Working data:
□ □ □ □

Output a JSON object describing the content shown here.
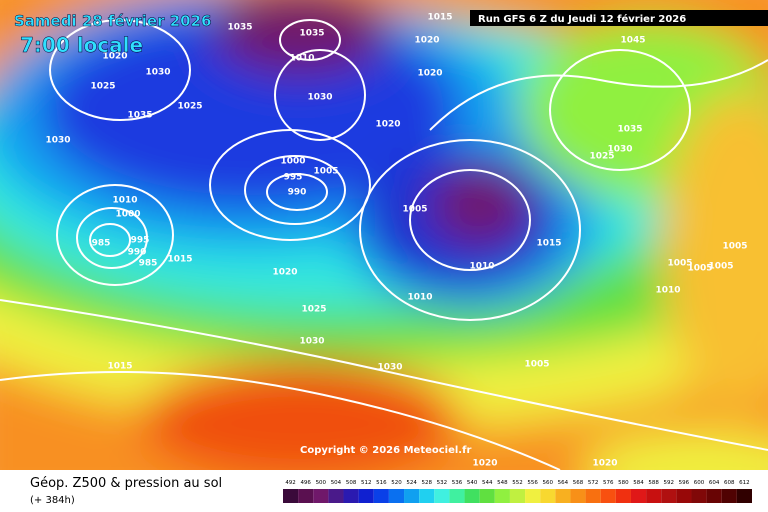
{
  "header": {
    "date": "Samedi 28 février 2026",
    "time": "7:00 locale",
    "run": "Run GFS 6 Z du Jeudi 12 février 2026"
  },
  "copyright": "Copyright © 2026 Meteociel.fr",
  "footer": {
    "title": "Géop. Z500 & pression au sol",
    "lead": "(+ 384h)"
  },
  "legend": {
    "values": [
      492,
      496,
      500,
      504,
      508,
      512,
      516,
      520,
      524,
      528,
      532,
      536,
      540,
      544,
      548,
      552,
      556,
      560,
      564,
      568,
      572,
      576,
      580,
      584,
      588,
      592,
      596,
      600,
      604,
      608,
      612
    ],
    "colors": [
      "#3a0a3a",
      "#5a1050",
      "#70186a",
      "#4a1a8a",
      "#2a1ab0",
      "#1020d0",
      "#0a40e8",
      "#0a70f0",
      "#10a0f0",
      "#20d0f0",
      "#40f0e0",
      "#40f0a0",
      "#40e060",
      "#60e040",
      "#90f040",
      "#c0f040",
      "#f0f040",
      "#f8d830",
      "#f8b020",
      "#f89018",
      "#f87010",
      "#f85010",
      "#f03010",
      "#e01818",
      "#c81010",
      "#b01010",
      "#980808",
      "#800808",
      "#680404",
      "#500202",
      "#300000"
    ]
  },
  "isobars": [
    "1035",
    "1035",
    "1015",
    "1020",
    "1045",
    "1020",
    "1030",
    "1010",
    "1025",
    "1020",
    "1030",
    "1035",
    "1025",
    "1020",
    "1035",
    "1030",
    "1030",
    "1025",
    "1000",
    "995",
    "1005",
    "990",
    "1010",
    "1005",
    "1000",
    "995",
    "985",
    "990",
    "985",
    "1015",
    "1015",
    "1005",
    "1020",
    "1010",
    "1005",
    "1005",
    "1005",
    "1010",
    "1010",
    "1025",
    "1030",
    "1005",
    "1015",
    "1030",
    "1020",
    "1020"
  ]
}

□ □ □ □

Task to complete: Pictures in the records above are not copied; print everything else exactly.

Answer to this problem:
Output a JSON object describing the content shown here.
{
  "header": {
    "date": "Samedi 28 février 2026",
    "time": "7:00 locale",
    "run": "Run GFS 6 Z du Jeudi 12 février 2026"
  },
  "copyright": "Copyright © 2026 Meteociel.fr",
  "footer": {
    "title": "Géop. Z500 & pression au sol",
    "lead": "(+ 384h)"
  },
  "legend": {
    "values": [
      492,
      496,
      500,
      504,
      508,
      512,
      516,
      520,
      524,
      528,
      532,
      536,
      540,
      544,
      548,
      552,
      556,
      560,
      564,
      568,
      572,
      576,
      580,
      584,
      588,
      592,
      596,
      600,
      604,
      608,
      612
    ],
    "colors": [
      "#3a0a3a",
      "#5a1050",
      "#70186a",
      "#4a1a8a",
      "#2a1ab0",
      "#1020d0",
      "#0a40e8",
      "#0a70f0",
      "#10a0f0",
      "#20d0f0",
      "#40f0e0",
      "#40f0a0",
      "#40e060",
      "#60e040",
      "#90f040",
      "#c0f040",
      "#f0f040",
      "#f8d830",
      "#f8b020",
      "#f89018",
      "#f87010",
      "#f85010",
      "#f03010",
      "#e01818",
      "#c81010",
      "#b01010",
      "#980808",
      "#800808",
      "#680404",
      "#500202",
      "#300000"
    ]
  },
  "isobars": [
    "1035",
    "1035",
    "1015",
    "1020",
    "1045",
    "1020",
    "1030",
    "1010",
    "1025",
    "1020",
    "1030",
    "1035",
    "1025",
    "1020",
    "1035",
    "1030",
    "1030",
    "1025",
    "1000",
    "995",
    "1005",
    "990",
    "1010",
    "1005",
    "1000",
    "995",
    "985",
    "990",
    "985",
    "1015",
    "1015",
    "1005",
    "1020",
    "1010",
    "1005",
    "1005",
    "1005",
    "1010",
    "1010",
    "1025",
    "1030",
    "1005",
    "1015",
    "1030",
    "1020",
    "1020"
  ]
}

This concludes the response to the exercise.